A run of records:
◇ ◇ ◇
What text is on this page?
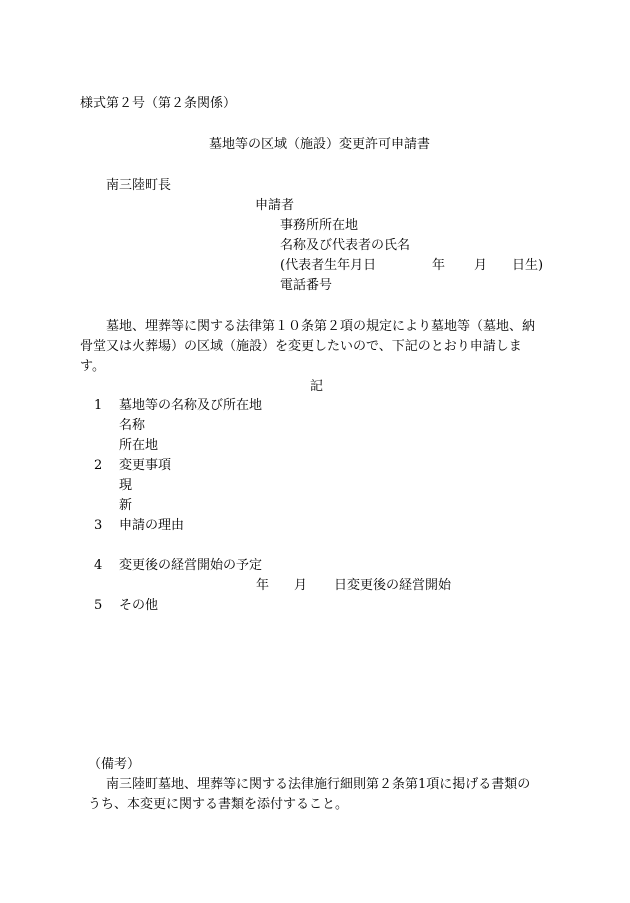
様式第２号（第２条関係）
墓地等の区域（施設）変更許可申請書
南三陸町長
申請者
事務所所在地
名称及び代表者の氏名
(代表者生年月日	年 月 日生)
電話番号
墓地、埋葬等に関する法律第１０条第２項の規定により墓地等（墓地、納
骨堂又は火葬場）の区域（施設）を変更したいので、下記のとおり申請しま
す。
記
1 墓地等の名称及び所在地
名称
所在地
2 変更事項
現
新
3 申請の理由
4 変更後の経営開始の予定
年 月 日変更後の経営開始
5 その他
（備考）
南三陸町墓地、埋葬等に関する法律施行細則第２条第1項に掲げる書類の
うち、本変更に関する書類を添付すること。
◇ ◇ ◇
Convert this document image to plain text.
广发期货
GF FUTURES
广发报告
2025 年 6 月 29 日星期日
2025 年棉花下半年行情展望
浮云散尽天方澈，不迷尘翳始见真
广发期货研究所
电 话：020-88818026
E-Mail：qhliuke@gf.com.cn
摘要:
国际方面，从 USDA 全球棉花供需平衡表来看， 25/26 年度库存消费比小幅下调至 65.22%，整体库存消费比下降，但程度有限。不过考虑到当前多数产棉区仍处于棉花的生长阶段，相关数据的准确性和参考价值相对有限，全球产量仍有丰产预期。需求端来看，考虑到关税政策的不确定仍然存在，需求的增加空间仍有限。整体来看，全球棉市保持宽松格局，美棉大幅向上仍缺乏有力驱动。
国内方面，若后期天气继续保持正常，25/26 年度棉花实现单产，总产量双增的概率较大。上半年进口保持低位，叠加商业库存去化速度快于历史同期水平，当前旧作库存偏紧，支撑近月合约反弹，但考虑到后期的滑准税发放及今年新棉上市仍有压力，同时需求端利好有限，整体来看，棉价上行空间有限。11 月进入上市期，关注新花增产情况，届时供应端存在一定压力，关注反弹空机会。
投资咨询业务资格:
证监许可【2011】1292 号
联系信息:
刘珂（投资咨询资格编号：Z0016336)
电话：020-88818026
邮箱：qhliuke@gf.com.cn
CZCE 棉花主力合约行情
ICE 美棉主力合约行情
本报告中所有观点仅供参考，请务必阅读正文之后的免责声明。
◇ ◇ ◇
DESCRIPTION OF THE TASK:
Scan the material above. Copy each line where "整体来看" occurs.

ANSWER TO THIS PROBLEM:
国际方面，从 USDA 全球棉花供需平衡表来看， 25/26 年度库存消费比小幅下调至 65.22%，整体库存消费比下降，但程度有限。不过考虑到当前多数产棉区仍处于棉花的生长阶段，相关数据的准确性和参考价值相对有限，全球产量仍有丰产预期。需求端来看，考虑到关税政策的不确定仍然存在，需求的增加空间仍有限。整体来看，全球棉市保持宽松格局，美棉大幅向上仍缺乏有力驱动。
国内方面，若后期天气继续保持正常，25/26 年度棉花实现单产，总产量双增的概率较大。上半年进口保持低位，叠加商业库存去化速度快于历史同期水平，当前旧作库存偏紧，支撑近月合约反弹，但考虑到后期的滑准税发放及今年新棉上市仍有压力，同时需求端利好有限，整体来看，棉价上行空间有限。11 月进入上市期，关注新花增产情况，届时供应端存在一定压力，关注反弹空机会。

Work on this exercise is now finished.